## start

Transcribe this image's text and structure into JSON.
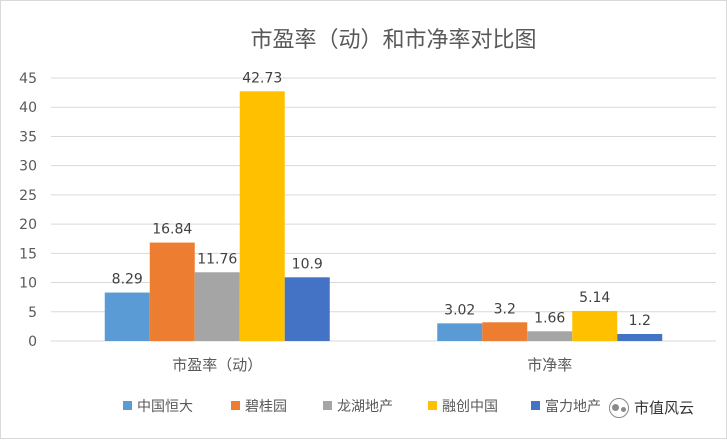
{
  "chart_data": {
    "type": "bar",
    "title": "市盈率（动）和市净率对比图",
    "categories": [
      "市盈率（动）",
      "市净率"
    ],
    "series": [
      {
        "name": "中国恒大",
        "color": "#5b9bd5",
        "values": [
          8.29,
          3.02
        ]
      },
      {
        "name": "碧桂园",
        "color": "#ed7d31",
        "values": [
          16.84,
          3.2
        ]
      },
      {
        "name": "龙湖地产",
        "color": "#a5a5a5",
        "values": [
          11.76,
          1.66
        ]
      },
      {
        "name": "融创中国",
        "color": "#ffc000",
        "values": [
          42.73,
          5.14
        ]
      },
      {
        "name": "富力地产",
        "color": "#4472c4",
        "values": [
          10.9,
          1.2
        ]
      }
    ],
    "ylim": [
      0,
      45
    ],
    "yticks": [
      0,
      5,
      10,
      15,
      20,
      25,
      30,
      35,
      40,
      45
    ],
    "grid": true,
    "legend_position": "bottom"
  },
  "watermark": {
    "text": "市值风云",
    "icon": "wechat-icon"
  }
}
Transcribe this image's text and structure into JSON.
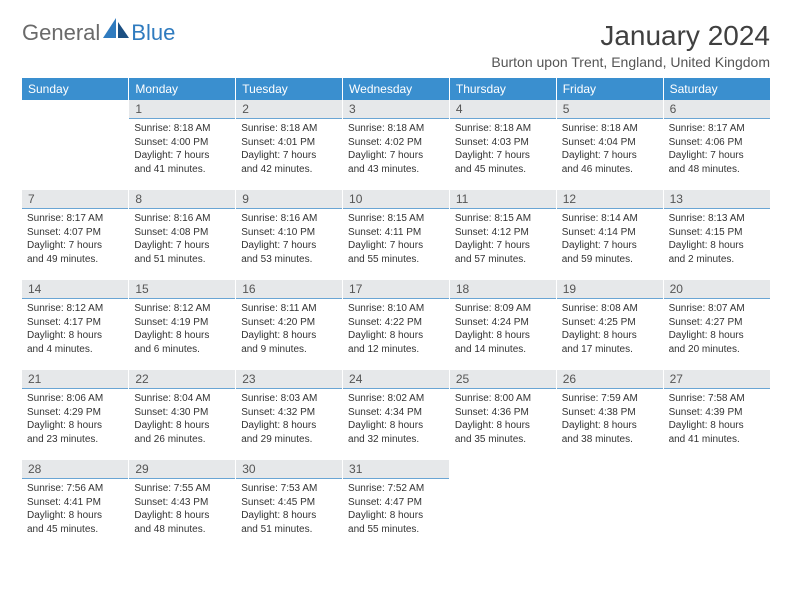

## end

Directive -
Set down the records in full and exactly. Do not carry over any image.

Full answer -
Transcribe this image's text and structure into JSON.
{
  "chart_data": {
    "type": "bar",
    "title": "市盈率（动）和市净率对比图",
    "categories": [
      "市盈率（动）",
      "市净率"
    ],
    "series": [
      {
        "name": "中国恒大",
        "color": "#5b9bd5",
        "values": [
          8.29,
          3.02
        ]
      },
      {
        "name": "碧桂园",
        "color": "#ed7d31",
        "values": [
          16.84,
          3.2
        ]
      },
      {
        "name": "龙湖地产",
        "color": "#a5a5a5",
        "values": [
          11.76,
          1.66
        ]
      },
      {
        "name": "融创中国",
        "color": "#ffc000",
        "values": [
          42.73,
          5.14
        ]
      },
      {
        "name": "富力地产",
        "color": "#4472c4",
        "values": [
          10.9,
          1.2
        ]
      }
    ],
    "ylim": [
      0,
      45
    ],
    "yticks": [
      0,
      5,
      10,
      15,
      20,
      25,
      30,
      35,
      40,
      45
    ],
    "grid": true,
    "legend_position": "bottom"
  },
  "watermark": {
    "text": "市值风云",
    "icon": "wechat-icon"
  }
}
Transcribe this image's text and structure into JSON.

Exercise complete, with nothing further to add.